*Task to complete*:
Repeat the records below exactly, leaving out any pictures.

*Extracted records*:
━━━━━━━━━━

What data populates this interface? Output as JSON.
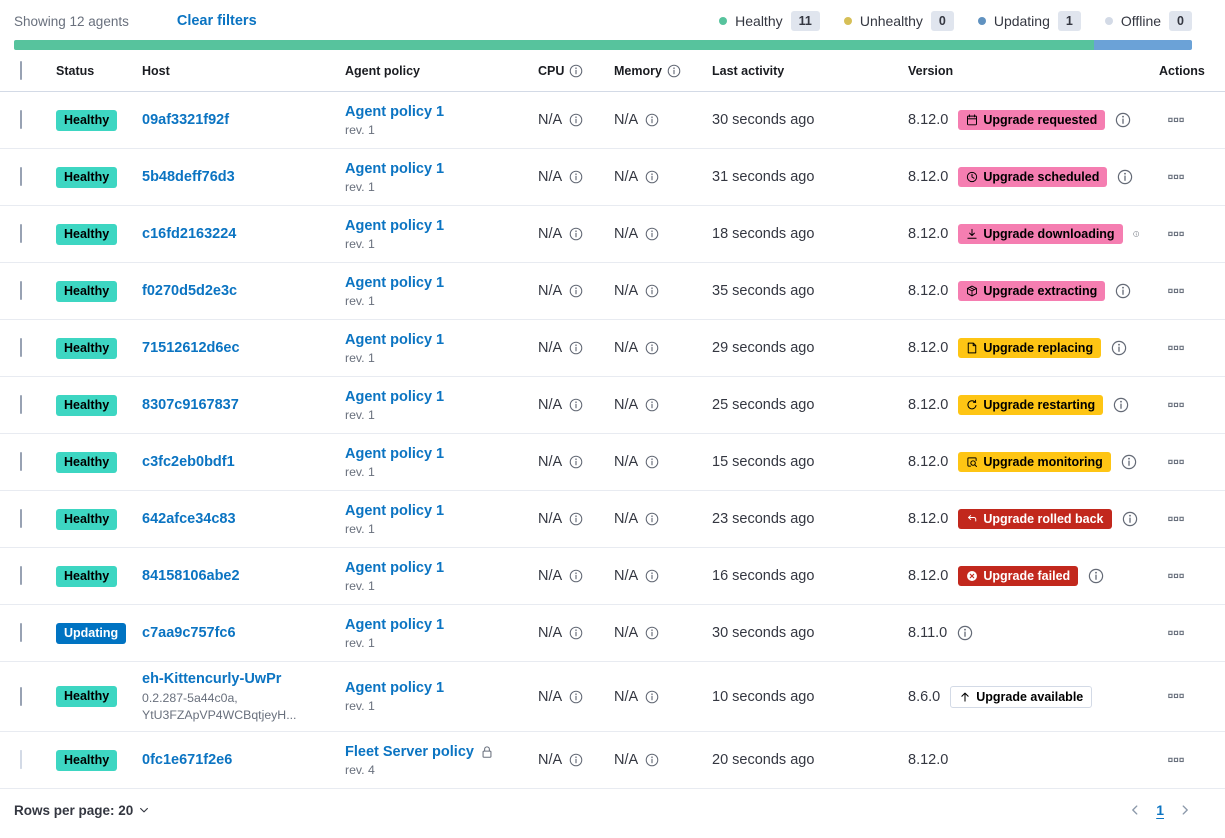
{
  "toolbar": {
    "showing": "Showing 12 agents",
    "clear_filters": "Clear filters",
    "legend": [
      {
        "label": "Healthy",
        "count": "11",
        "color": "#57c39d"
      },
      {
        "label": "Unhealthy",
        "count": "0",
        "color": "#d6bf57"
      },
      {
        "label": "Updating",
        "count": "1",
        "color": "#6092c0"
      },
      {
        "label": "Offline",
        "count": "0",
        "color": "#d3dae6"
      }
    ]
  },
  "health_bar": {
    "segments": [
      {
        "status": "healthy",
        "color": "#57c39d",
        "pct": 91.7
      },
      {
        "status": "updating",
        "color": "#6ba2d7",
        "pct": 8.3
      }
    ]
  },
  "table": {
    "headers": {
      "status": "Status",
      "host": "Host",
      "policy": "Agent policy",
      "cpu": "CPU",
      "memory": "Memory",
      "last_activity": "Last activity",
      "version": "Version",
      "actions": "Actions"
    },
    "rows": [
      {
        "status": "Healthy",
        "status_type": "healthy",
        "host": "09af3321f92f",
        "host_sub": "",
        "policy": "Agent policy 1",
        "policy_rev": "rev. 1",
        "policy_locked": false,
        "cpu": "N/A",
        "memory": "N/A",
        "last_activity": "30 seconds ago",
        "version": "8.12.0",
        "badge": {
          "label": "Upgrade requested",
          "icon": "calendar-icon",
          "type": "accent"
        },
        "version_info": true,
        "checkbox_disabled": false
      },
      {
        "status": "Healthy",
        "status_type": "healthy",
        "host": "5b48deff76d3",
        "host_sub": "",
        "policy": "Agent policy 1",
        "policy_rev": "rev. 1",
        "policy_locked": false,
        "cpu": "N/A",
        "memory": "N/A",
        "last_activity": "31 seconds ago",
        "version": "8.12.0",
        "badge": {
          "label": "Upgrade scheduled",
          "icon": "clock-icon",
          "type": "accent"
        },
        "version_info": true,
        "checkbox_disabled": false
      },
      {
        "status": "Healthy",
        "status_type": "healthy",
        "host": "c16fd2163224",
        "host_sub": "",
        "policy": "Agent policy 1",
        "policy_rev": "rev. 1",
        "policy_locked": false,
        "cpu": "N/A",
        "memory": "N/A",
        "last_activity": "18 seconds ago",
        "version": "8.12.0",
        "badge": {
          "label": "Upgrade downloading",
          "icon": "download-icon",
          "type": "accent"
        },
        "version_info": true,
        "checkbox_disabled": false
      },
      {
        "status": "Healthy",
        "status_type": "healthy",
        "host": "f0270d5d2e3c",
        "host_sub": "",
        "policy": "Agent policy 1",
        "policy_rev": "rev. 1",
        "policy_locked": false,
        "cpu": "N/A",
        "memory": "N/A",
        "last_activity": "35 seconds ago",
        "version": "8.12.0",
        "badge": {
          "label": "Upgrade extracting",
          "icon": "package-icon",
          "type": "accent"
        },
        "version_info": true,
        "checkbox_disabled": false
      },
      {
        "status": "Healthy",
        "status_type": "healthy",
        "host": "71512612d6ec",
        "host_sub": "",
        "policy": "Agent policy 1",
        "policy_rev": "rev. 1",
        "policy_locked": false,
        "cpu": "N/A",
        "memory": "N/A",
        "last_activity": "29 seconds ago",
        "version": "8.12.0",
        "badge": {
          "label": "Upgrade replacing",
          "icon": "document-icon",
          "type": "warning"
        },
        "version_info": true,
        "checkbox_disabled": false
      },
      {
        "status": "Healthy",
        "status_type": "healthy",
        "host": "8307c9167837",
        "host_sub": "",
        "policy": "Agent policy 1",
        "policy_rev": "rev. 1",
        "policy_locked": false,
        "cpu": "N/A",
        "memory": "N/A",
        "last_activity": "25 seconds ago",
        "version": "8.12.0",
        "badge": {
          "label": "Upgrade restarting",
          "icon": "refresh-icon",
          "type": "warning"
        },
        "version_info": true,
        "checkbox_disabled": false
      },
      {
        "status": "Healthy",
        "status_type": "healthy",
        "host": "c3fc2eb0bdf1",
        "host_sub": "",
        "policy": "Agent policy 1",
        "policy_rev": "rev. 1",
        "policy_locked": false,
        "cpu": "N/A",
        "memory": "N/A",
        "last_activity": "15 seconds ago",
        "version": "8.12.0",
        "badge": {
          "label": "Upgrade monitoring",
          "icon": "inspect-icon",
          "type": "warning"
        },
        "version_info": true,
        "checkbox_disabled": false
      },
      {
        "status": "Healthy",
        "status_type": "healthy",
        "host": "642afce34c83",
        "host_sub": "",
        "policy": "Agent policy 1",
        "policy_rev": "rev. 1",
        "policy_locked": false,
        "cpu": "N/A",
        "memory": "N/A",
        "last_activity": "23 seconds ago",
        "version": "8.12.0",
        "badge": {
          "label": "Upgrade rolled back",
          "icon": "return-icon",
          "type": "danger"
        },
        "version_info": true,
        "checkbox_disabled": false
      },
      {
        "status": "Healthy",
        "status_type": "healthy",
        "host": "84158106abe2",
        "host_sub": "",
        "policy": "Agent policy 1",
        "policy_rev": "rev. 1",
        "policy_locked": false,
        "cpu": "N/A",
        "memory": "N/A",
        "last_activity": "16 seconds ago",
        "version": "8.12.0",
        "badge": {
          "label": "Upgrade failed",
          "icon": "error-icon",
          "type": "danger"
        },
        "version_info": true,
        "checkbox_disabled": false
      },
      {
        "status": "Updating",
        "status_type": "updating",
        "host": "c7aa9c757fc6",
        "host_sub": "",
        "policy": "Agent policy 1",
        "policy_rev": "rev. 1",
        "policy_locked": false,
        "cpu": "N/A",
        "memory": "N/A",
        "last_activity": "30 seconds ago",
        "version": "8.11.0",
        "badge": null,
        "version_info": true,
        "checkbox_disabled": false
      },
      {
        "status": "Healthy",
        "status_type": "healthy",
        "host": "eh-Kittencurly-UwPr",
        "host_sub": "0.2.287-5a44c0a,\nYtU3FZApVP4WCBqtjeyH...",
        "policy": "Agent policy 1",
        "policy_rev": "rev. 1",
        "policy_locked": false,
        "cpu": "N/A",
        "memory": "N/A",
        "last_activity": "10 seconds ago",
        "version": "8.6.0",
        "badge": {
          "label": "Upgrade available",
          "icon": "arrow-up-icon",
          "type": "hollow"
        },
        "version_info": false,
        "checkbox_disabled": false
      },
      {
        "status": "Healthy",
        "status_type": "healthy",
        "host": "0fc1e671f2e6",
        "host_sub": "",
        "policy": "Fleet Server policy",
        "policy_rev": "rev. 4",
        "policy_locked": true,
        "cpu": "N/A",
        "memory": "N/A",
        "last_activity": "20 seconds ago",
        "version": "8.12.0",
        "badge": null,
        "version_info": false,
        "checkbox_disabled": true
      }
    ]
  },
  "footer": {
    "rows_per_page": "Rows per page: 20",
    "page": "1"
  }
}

━━━━━━━━━━

*Finished exercise*:
What data populates this interface? Output as JSON.
{
  "toolbar": {
    "showing": "Showing 12 agents",
    "clear_filters": "Clear filters",
    "legend": [
      {
        "label": "Healthy",
        "count": "11",
        "color": "#57c39d"
      },
      {
        "label": "Unhealthy",
        "count": "0",
        "color": "#d6bf57"
      },
      {
        "label": "Updating",
        "count": "1",
        "color": "#6092c0"
      },
      {
        "label": "Offline",
        "count": "0",
        "color": "#d3dae6"
      }
    ]
  },
  "health_bar": {
    "segments": [
      {
        "status": "healthy",
        "color": "#57c39d",
        "pct": 91.7
      },
      {
        "status": "updating",
        "color": "#6ba2d7",
        "pct": 8.3
      }
    ]
  },
  "table": {
    "headers": {
      "status": "Status",
      "host": "Host",
      "policy": "Agent policy",
      "cpu": "CPU",
      "memory": "Memory",
      "last_activity": "Last activity",
      "version": "Version",
      "actions": "Actions"
    },
    "rows": [
      {
        "status": "Healthy",
        "status_type": "healthy",
        "host": "09af3321f92f",
        "host_sub": "",
        "policy": "Agent policy 1",
        "policy_rev": "rev. 1",
        "policy_locked": false,
        "cpu": "N/A",
        "memory": "N/A",
        "last_activity": "30 seconds ago",
        "version": "8.12.0",
        "badge": {
          "label": "Upgrade requested",
          "icon": "calendar-icon",
          "type": "accent"
        },
        "version_info": true,
        "checkbox_disabled": false
      },
      {
        "status": "Healthy",
        "status_type": "healthy",
        "host": "5b48deff76d3",
        "host_sub": "",
        "policy": "Agent policy 1",
        "policy_rev": "rev. 1",
        "policy_locked": false,
        "cpu": "N/A",
        "memory": "N/A",
        "last_activity": "31 seconds ago",
        "version": "8.12.0",
        "badge": {
          "label": "Upgrade scheduled",
          "icon": "clock-icon",
          "type": "accent"
        },
        "version_info": true,
        "checkbox_disabled": false
      },
      {
        "status": "Healthy",
        "status_type": "healthy",
        "host": "c16fd2163224",
        "host_sub": "",
        "policy": "Agent policy 1",
        "policy_rev": "rev. 1",
        "policy_locked": false,
        "cpu": "N/A",
        "memory": "N/A",
        "last_activity": "18 seconds ago",
        "version": "8.12.0",
        "badge": {
          "label": "Upgrade downloading",
          "icon": "download-icon",
          "type": "accent"
        },
        "version_info": true,
        "checkbox_disabled": false
      },
      {
        "status": "Healthy",
        "status_type": "healthy",
        "host": "f0270d5d2e3c",
        "host_sub": "",
        "policy": "Agent policy 1",
        "policy_rev": "rev. 1",
        "policy_locked": false,
        "cpu": "N/A",
        "memory": "N/A",
        "last_activity": "35 seconds ago",
        "version": "8.12.0",
        "badge": {
          "label": "Upgrade extracting",
          "icon": "package-icon",
          "type": "accent"
        },
        "version_info": true,
        "checkbox_disabled": false
      },
      {
        "status": "Healthy",
        "status_type": "healthy",
        "host": "71512612d6ec",
        "host_sub": "",
        "policy": "Agent policy 1",
        "policy_rev": "rev. 1",
        "policy_locked": false,
        "cpu": "N/A",
        "memory": "N/A",
        "last_activity": "29 seconds ago",
        "version": "8.12.0",
        "badge": {
          "label": "Upgrade replacing",
          "icon": "document-icon",
          "type": "warning"
        },
        "version_info": true,
        "checkbox_disabled": false
      },
      {
        "status": "Healthy",
        "status_type": "healthy",
        "host": "8307c9167837",
        "host_sub": "",
        "policy": "Agent policy 1",
        "policy_rev": "rev. 1",
        "policy_locked": false,
        "cpu": "N/A",
        "memory": "N/A",
        "last_activity": "25 seconds ago",
        "version": "8.12.0",
        "badge": {
          "label": "Upgrade restarting",
          "icon": "refresh-icon",
          "type": "warning"
        },
        "version_info": true,
        "checkbox_disabled": false
      },
      {
        "status": "Healthy",
        "status_type": "healthy",
        "host": "c3fc2eb0bdf1",
        "host_sub": "",
        "policy": "Agent policy 1",
        "policy_rev": "rev. 1",
        "policy_locked": false,
        "cpu": "N/A",
        "memory": "N/A",
        "last_activity": "15 seconds ago",
        "version": "8.12.0",
        "badge": {
          "label": "Upgrade monitoring",
          "icon": "inspect-icon",
          "type": "warning"
        },
        "version_info": true,
        "checkbox_disabled": false
      },
      {
        "status": "Healthy",
        "status_type": "healthy",
        "host": "642afce34c83",
        "host_sub": "",
        "policy": "Agent policy 1",
        "policy_rev": "rev. 1",
        "policy_locked": false,
        "cpu": "N/A",
        "memory": "N/A",
        "last_activity": "23 seconds ago",
        "version": "8.12.0",
        "badge": {
          "label": "Upgrade rolled back",
          "icon": "return-icon",
          "type": "danger"
        },
        "version_info": true,
        "checkbox_disabled": false
      },
      {
        "status": "Healthy",
        "status_type": "healthy",
        "host": "84158106abe2",
        "host_sub": "",
        "policy": "Agent policy 1",
        "policy_rev": "rev. 1",
        "policy_locked": false,
        "cpu": "N/A",
        "memory": "N/A",
        "last_activity": "16 seconds ago",
        "version": "8.12.0",
        "badge": {
          "label": "Upgrade failed",
          "icon": "error-icon",
          "type": "danger"
        },
        "version_info": true,
        "checkbox_disabled": false
      },
      {
        "status": "Updating",
        "status_type": "updating",
        "host": "c7aa9c757fc6",
        "host_sub": "",
        "policy": "Agent policy 1",
        "policy_rev": "rev. 1",
        "policy_locked": false,
        "cpu": "N/A",
        "memory": "N/A",
        "last_activity": "30 seconds ago",
        "version": "8.11.0",
        "badge": null,
        "version_info": true,
        "checkbox_disabled": false
      },
      {
        "status": "Healthy",
        "status_type": "healthy",
        "host": "eh-Kittencurly-UwPr",
        "host_sub": "0.2.287-5a44c0a,\nYtU3FZApVP4WCBqtjeyH...",
        "policy": "Agent policy 1",
        "policy_rev": "rev. 1",
        "policy_locked": false,
        "cpu": "N/A",
        "memory": "N/A",
        "last_activity": "10 seconds ago",
        "version": "8.6.0",
        "badge": {
          "label": "Upgrade available",
          "icon": "arrow-up-icon",
          "type": "hollow"
        },
        "version_info": false,
        "checkbox_disabled": false
      },
      {
        "status": "Healthy",
        "status_type": "healthy",
        "host": "0fc1e671f2e6",
        "host_sub": "",
        "policy": "Fleet Server policy",
        "policy_rev": "rev. 4",
        "policy_locked": true,
        "cpu": "N/A",
        "memory": "N/A",
        "last_activity": "20 seconds ago",
        "version": "8.12.0",
        "badge": null,
        "version_info": false,
        "checkbox_disabled": true
      }
    ]
  },
  "footer": {
    "rows_per_page": "Rows per page: 20",
    "page": "1"
  }
}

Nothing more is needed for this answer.